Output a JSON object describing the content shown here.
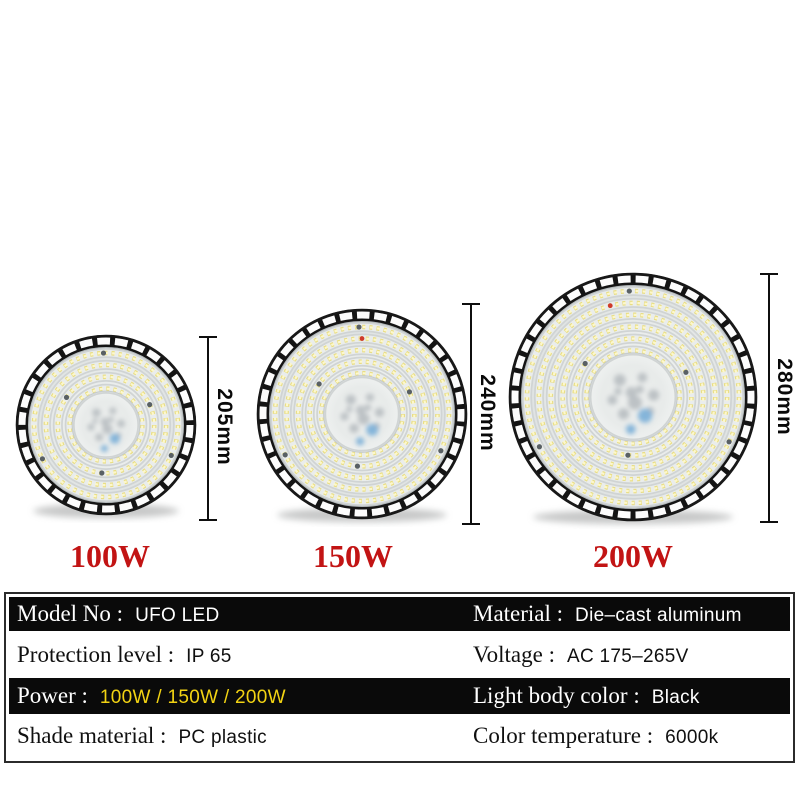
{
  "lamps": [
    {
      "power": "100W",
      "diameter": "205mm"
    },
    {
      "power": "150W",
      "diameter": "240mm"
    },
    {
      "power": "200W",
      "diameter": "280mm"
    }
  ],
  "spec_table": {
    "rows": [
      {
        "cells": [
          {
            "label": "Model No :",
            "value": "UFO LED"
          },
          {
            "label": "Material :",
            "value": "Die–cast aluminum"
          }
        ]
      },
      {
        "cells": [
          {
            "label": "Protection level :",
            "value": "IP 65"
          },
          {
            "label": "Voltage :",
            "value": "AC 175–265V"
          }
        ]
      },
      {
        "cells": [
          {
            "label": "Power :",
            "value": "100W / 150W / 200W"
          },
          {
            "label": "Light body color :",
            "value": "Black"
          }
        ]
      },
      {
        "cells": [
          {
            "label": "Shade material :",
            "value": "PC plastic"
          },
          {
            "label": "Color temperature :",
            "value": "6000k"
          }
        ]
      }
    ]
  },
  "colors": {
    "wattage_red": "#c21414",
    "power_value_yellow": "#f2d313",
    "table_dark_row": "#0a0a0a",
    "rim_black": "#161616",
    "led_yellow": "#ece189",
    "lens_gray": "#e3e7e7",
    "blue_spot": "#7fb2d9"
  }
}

Problem -
Pictures stay out; repeat all the rest of the records exactly.

Task response -
Output a JSON object describing the content shown here.
{
  "lamps": [
    {
      "power": "100W",
      "diameter": "205mm"
    },
    {
      "power": "150W",
      "diameter": "240mm"
    },
    {
      "power": "200W",
      "diameter": "280mm"
    }
  ],
  "spec_table": {
    "rows": [
      {
        "cells": [
          {
            "label": "Model No :",
            "value": "UFO LED"
          },
          {
            "label": "Material :",
            "value": "Die–cast aluminum"
          }
        ]
      },
      {
        "cells": [
          {
            "label": "Protection level :",
            "value": "IP 65"
          },
          {
            "label": "Voltage :",
            "value": "AC 175–265V"
          }
        ]
      },
      {
        "cells": [
          {
            "label": "Power :",
            "value": "100W / 150W / 200W"
          },
          {
            "label": "Light body color :",
            "value": "Black"
          }
        ]
      },
      {
        "cells": [
          {
            "label": "Shade material :",
            "value": "PC plastic"
          },
          {
            "label": "Color temperature :",
            "value": "6000k"
          }
        ]
      }
    ]
  },
  "colors": {
    "wattage_red": "#c21414",
    "power_value_yellow": "#f2d313",
    "table_dark_row": "#0a0a0a",
    "rim_black": "#161616",
    "led_yellow": "#ece189",
    "lens_gray": "#e3e7e7",
    "blue_spot": "#7fb2d9"
  }
}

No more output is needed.